Make an exact copy of each entry, leaving out every picture.
BEGIN Input for this task
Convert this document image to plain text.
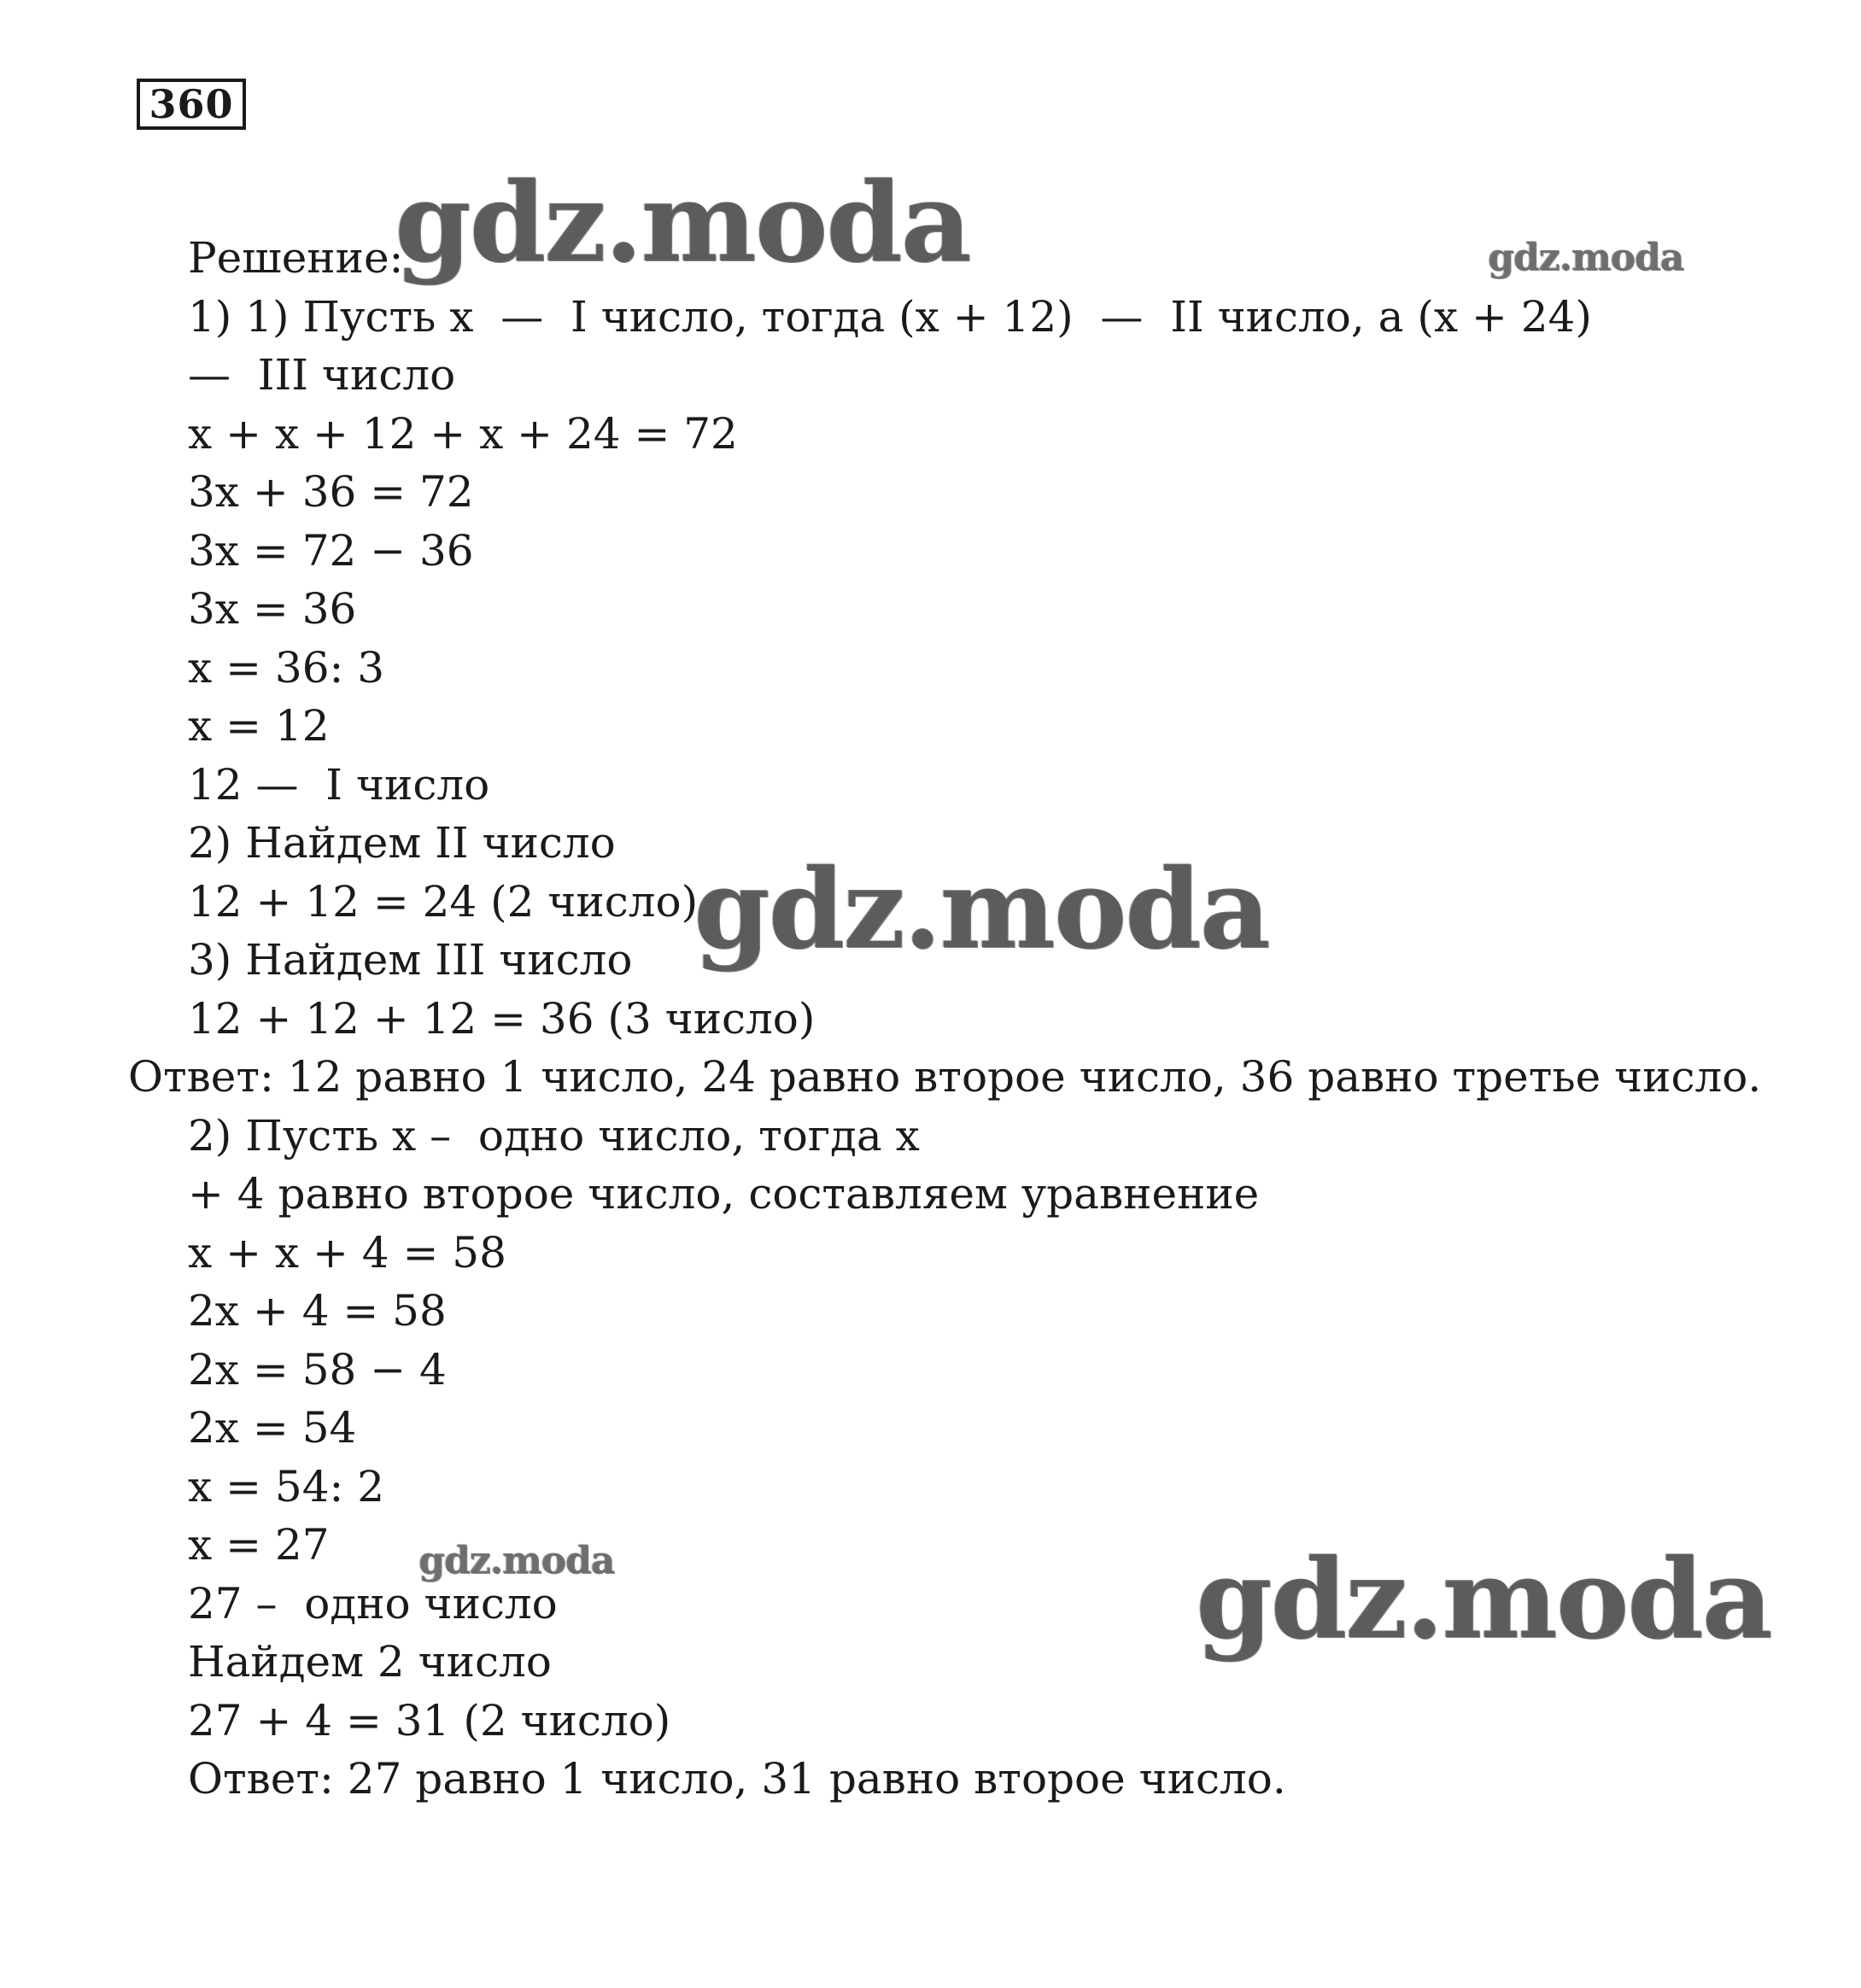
360
Решение:
1) 1) Пусть x  —  I число, тогда (x + 12)  —  II число, а (x + 24)
—  III число
x + x + 12 + x + 24 = 72
3x + 36 = 72
3x = 72 − 36
3x = 36
x = 36: 3
x = 12
12 —  I число
2) Найдем II число
12 + 12 = 24 (2 число)
3) Найдем III число
12 + 12 + 12 = 36 (3 число)
Ответ: 12 равно 1 число, 24 равно второе число, 36 равно третье число.
2) Пусть x –  одно число, тогда x
+ 4 равно второе число, составляем уравнение
x + x + 4 = 58
2x + 4 = 58
2x = 58 − 4
2x = 54
x = 54: 2
x = 27
27 –  одно число
Найдем 2 число
27 + 4 = 31 (2 число)
Ответ: 27 равно 1 число, 31 равно второе число.
gdz.moda	gdz.moda
gdz.moda
gdz.moda	gdz.moda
END Input for this task
Result:
Convert this document image to plain text.
360
Решение:
1) 1) Пусть x  —  I число, тогда (x + 12)  —  II число, а (x + 24)
—  III число
x + x + 12 + x + 24 = 72
3x + 36 = 72
3x = 72 − 36
3x = 36
x = 36: 3
x = 12
12 —  I число
2) Найдем II число
12 + 12 = 24 (2 число)
3) Найдем III число
12 + 12 + 12 = 36 (3 число)
Ответ: 12 равно 1 число, 24 равно второе число, 36 равно третье число.
2) Пусть x –  одно число, тогда x
+ 4 равно второе число, составляем уравнение
x + x + 4 = 58
2x + 4 = 58
2x = 58 − 4
2x = 54
x = 54: 2
x = 27
27 –  одно число
Найдем 2 число
27 + 4 = 31 (2 число)
Ответ: 27 равно 1 число, 31 равно второе число.
gdz.moda	gdz.moda
gdz.moda
gdz.moda	gdz.moda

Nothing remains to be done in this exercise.